Collected data:
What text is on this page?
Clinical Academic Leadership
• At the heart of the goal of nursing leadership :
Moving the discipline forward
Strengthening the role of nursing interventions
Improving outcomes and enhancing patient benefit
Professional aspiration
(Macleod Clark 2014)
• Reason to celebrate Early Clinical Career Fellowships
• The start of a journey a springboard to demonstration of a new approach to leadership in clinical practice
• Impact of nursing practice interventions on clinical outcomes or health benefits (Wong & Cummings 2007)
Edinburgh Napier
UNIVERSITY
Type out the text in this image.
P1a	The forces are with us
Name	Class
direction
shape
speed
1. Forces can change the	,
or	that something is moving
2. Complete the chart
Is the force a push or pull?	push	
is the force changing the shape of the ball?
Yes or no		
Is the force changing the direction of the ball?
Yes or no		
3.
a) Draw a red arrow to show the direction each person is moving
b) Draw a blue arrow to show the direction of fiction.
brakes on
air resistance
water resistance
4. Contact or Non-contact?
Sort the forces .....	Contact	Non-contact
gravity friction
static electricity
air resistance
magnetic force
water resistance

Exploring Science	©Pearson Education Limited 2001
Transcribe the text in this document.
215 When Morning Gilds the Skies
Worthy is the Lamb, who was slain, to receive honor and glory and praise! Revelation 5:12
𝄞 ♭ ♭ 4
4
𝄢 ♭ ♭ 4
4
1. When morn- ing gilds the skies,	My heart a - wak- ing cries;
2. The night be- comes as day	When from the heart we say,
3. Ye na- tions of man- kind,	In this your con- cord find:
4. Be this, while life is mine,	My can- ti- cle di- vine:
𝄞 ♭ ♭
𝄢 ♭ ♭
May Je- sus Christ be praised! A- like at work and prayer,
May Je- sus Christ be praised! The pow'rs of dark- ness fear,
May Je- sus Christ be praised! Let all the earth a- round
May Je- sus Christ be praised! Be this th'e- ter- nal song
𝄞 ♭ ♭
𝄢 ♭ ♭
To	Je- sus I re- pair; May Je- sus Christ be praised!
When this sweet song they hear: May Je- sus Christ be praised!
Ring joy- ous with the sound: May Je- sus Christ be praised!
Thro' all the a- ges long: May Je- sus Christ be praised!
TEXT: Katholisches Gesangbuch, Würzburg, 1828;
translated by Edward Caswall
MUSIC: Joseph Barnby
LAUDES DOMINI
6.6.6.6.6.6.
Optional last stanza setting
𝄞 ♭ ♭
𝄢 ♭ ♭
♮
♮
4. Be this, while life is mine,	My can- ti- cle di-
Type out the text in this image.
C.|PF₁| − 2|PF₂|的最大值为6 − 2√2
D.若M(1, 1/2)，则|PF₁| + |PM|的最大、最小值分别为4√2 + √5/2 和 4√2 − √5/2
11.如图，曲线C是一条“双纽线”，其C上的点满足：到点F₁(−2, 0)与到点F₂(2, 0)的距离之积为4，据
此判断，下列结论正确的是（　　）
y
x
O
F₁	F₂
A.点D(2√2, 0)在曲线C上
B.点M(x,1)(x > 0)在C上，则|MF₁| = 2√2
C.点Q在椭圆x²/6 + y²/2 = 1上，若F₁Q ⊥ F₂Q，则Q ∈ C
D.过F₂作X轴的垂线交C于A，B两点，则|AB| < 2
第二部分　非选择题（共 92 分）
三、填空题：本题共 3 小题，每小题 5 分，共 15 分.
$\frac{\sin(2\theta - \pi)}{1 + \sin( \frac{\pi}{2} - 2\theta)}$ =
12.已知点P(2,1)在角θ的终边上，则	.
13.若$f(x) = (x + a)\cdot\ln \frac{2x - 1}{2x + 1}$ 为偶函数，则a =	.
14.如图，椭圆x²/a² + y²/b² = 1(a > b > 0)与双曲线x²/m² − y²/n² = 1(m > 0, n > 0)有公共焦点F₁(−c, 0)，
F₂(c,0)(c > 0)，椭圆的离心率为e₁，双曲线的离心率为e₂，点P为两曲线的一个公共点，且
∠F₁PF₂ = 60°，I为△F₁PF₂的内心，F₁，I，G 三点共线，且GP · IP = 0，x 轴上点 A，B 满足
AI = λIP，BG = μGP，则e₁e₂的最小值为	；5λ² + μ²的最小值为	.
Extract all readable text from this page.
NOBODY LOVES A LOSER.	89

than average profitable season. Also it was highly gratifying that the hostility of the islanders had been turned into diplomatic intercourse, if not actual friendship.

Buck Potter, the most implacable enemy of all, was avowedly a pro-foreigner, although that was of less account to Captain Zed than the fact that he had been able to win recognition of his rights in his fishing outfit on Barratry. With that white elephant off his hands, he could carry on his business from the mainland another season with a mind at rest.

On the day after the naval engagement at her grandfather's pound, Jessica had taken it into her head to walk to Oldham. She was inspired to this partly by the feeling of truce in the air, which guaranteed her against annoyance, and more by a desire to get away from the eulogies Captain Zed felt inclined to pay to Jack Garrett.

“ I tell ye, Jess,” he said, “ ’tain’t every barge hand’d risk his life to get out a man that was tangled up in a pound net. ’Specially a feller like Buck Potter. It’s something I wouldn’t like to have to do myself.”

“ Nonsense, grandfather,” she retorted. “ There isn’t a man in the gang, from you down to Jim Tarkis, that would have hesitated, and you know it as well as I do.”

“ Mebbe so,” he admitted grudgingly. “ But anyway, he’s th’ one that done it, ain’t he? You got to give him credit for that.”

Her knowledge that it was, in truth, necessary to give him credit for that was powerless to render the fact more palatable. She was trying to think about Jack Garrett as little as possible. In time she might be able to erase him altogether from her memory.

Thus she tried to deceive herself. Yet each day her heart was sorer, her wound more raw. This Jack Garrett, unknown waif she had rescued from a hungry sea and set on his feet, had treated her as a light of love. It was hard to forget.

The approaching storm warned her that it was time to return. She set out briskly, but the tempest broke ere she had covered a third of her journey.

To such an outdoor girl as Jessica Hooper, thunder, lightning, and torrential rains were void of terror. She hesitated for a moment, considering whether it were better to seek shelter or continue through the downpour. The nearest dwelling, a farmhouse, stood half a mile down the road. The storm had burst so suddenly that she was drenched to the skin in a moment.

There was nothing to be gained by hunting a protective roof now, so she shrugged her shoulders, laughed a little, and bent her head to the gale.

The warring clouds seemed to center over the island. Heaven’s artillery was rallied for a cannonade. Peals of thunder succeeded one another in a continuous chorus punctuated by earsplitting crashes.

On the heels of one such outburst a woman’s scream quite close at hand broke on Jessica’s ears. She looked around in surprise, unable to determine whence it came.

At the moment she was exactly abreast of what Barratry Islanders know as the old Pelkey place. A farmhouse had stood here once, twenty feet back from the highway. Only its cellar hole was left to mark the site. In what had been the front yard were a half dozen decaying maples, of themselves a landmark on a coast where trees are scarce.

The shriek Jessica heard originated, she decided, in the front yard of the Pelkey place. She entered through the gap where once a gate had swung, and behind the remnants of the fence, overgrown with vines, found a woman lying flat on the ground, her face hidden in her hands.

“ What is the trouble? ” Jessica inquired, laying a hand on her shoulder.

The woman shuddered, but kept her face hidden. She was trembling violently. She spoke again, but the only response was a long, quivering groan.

### Required task:
Repeat all the entries exactly as given.

### Expected answer:
What text is on this page?
Clinical Academic Leadership
• At the heart of the goal of nursing leadership :
Moving the discipline forward
Strengthening the role of nursing interventions
Improving outcomes and enhancing patient benefit
Professional aspiration
(Macleod Clark 2014)
• Reason to celebrate Early Clinical Career Fellowships
• The start of a journey a springboard to demonstration of a new approach to leadership in clinical practice
• Impact of nursing practice interventions on clinical outcomes or health benefits (Wong & Cummings 2007)
Edinburgh Napier
UNIVERSITY
Type out the text in this image.
P1a	The forces are with us
Name	Class
direction
shape
speed
1. Forces can change the	,
or	that something is moving
2. Complete the chart
Is the force a push or pull?	push	
is the force changing the shape of the ball?
Yes or no		
Is the force changing the direction of the ball?
Yes or no		
3.
a) Draw a red arrow to show the direction each person is moving
b) Draw a blue arrow to show the direction of fiction.
brakes on
air resistance
water resistance
4. Contact or Non-contact?
Sort the forces .....	Contact	Non-contact
gravity friction
static electricity
air resistance
magnetic force
water resistance

Exploring Science	©Pearson Education Limited 2001
Transcribe the text in this document.
215 When Morning Gilds the Skies
Worthy is the Lamb, who was slain, to receive honor and glory and praise! Revelation 5:12
𝄞 ♭ ♭ 4
4
𝄢 ♭ ♭ 4
4
1. When morn- ing gilds the skies,	My heart a - wak- ing cries;
2. The night be- comes as day	When from the heart we say,
3. Ye na- tions of man- kind,	In this your con- cord find:
4. Be this, while life is mine,	My can- ti- cle di- vine:
𝄞 ♭ ♭
𝄢 ♭ ♭
May Je- sus Christ be praised! A- like at work and prayer,
May Je- sus Christ be praised! The pow'rs of dark- ness fear,
May Je- sus Christ be praised! Let all the earth a- round
May Je- sus Christ be praised! Be this th'e- ter- nal song
𝄞 ♭ ♭
𝄢 ♭ ♭
To	Je- sus I re- pair; May Je- sus Christ be praised!
When this sweet song they hear: May Je- sus Christ be praised!
Ring joy- ous with the sound: May Je- sus Christ be praised!
Thro' all the a- ges long: May Je- sus Christ be praised!
TEXT: Katholisches Gesangbuch, Würzburg, 1828;
translated by Edward Caswall
MUSIC: Joseph Barnby
LAUDES DOMINI
6.6.6.6.6.6.
Optional last stanza setting
𝄞 ♭ ♭
𝄢 ♭ ♭
♮
♮
4. Be this, while life is mine,	My can- ti- cle di-
Type out the text in this image.
C.|PF₁| − 2|PF₂|的最大值为6 − 2√2
D.若M(1, 1/2)，则|PF₁| + |PM|的最大、最小值分别为4√2 + √5/2 和 4√2 − √5/2
11.如图，曲线C是一条“双纽线”，其C上的点满足：到点F₁(−2, 0)与到点F₂(2, 0)的距离之积为4，据
此判断，下列结论正确的是（　　）
y
x
O
F₁	F₂
A.点D(2√2, 0)在曲线C上
B.点M(x,1)(x > 0)在C上，则|MF₁| = 2√2
C.点Q在椭圆x²/6 + y²/2 = 1上，若F₁Q ⊥ F₂Q，则Q ∈ C
D.过F₂作X轴的垂线交C于A，B两点，则|AB| < 2
第二部分　非选择题（共 92 分）
三、填空题：本题共 3 小题，每小题 5 分，共 15 分.
$\frac{\sin(2\theta - \pi)}{1 + \sin( \frac{\pi}{2} - 2\theta)}$ =
12.已知点P(2,1)在角θ的终边上，则	.
13.若$f(x) = (x + a)\cdot\ln \frac{2x - 1}{2x + 1}$ 为偶函数，则a =	.
14.如图，椭圆x²/a² + y²/b² = 1(a > b > 0)与双曲线x²/m² − y²/n² = 1(m > 0, n > 0)有公共焦点F₁(−c, 0)，
F₂(c,0)(c > 0)，椭圆的离心率为e₁，双曲线的离心率为e₂，点P为两曲线的一个公共点，且
∠F₁PF₂ = 60°，I为△F₁PF₂的内心，F₁，I，G 三点共线，且GP · IP = 0，x 轴上点 A，B 满足
AI = λIP，BG = μGP，则e₁e₂的最小值为	；5λ² + μ²的最小值为	.
Extract all readable text from this page.
NOBODY LOVES A LOSER.	89

than average profitable season. Also it was highly gratifying that the hostility of the islanders had been turned into diplomatic intercourse, if not actual friendship.

Buck Potter, the most implacable enemy of all, was avowedly a pro-foreigner, although that was of less account to Captain Zed than the fact that he had been able to win recognition of his rights in his fishing outfit on Barratry. With that white elephant off his hands, he could carry on his business from the mainland another season with a mind at rest.

On the day after the naval engagement at her grandfather's pound, Jessica had taken it into her head to walk to Oldham. She was inspired to this partly by the feeling of truce in the air, which guaranteed her against annoyance, and more by a desire to get away from the eulogies Captain Zed felt inclined to pay to Jack Garrett.

“ I tell ye, Jess,” he said, “ ’tain’t every barge hand’d risk his life to get out a man that was tangled up in a pound net. ’Specially a feller like Buck Potter. It’s something I wouldn’t like to have to do myself.”

“ Nonsense, grandfather,” she retorted. “ There isn’t a man in the gang, from you down to Jim Tarkis, that would have hesitated, and you know it as well as I do.”

“ Mebbe so,” he admitted grudgingly. “ But anyway, he’s th’ one that done it, ain’t he? You got to give him credit for that.”

Her knowledge that it was, in truth, necessary to give him credit for that was powerless to render the fact more palatable. She was trying to think about Jack Garrett as little as possible. In time she might be able to erase him altogether from her memory.

Thus she tried to deceive herself. Yet each day her heart was sorer, her wound more raw. This Jack Garrett, unknown waif she had rescued from a hungry sea and set on his feet, had treated her as a light of love. It was hard to forget.

The approaching storm warned her that it was time to return. She set out briskly, but the tempest broke ere she had covered a third of her journey.

To such an outdoor girl as Jessica Hooper, thunder, lightning, and torrential rains were void of terror. She hesitated for a moment, considering whether it were better to seek shelter or continue through the downpour. The nearest dwelling, a farmhouse, stood half a mile down the road. The storm had burst so suddenly that she was drenched to the skin in a moment.

There was nothing to be gained by hunting a protective roof now, so she shrugged her shoulders, laughed a little, and bent her head to the gale.

The warring clouds seemed to center over the island. Heaven’s artillery was rallied for a cannonade. Peals of thunder succeeded one another in a continuous chorus punctuated by earsplitting crashes.

On the heels of one such outburst a woman’s scream quite close at hand broke on Jessica’s ears. She looked around in surprise, unable to determine whence it came.

At the moment she was exactly abreast of what Barratry Islanders know as the old Pelkey place. A farmhouse had stood here once, twenty feet back from the highway. Only its cellar hole was left to mark the site. In what had been the front yard were a half dozen decaying maples, of themselves a landmark on a coast where trees are scarce.

The shriek Jessica heard originated, she decided, in the front yard of the Pelkey place. She entered through the gap where once a gate had swung, and behind the remnants of the fence, overgrown with vines, found a woman lying flat on the ground, her face hidden in her hands.

“ What is the trouble? ” Jessica inquired, laying a hand on her shoulder.

The woman shuddered, but kept her face hidden. She was trembling violently. She spoke again, but the only response was a long, quivering groan.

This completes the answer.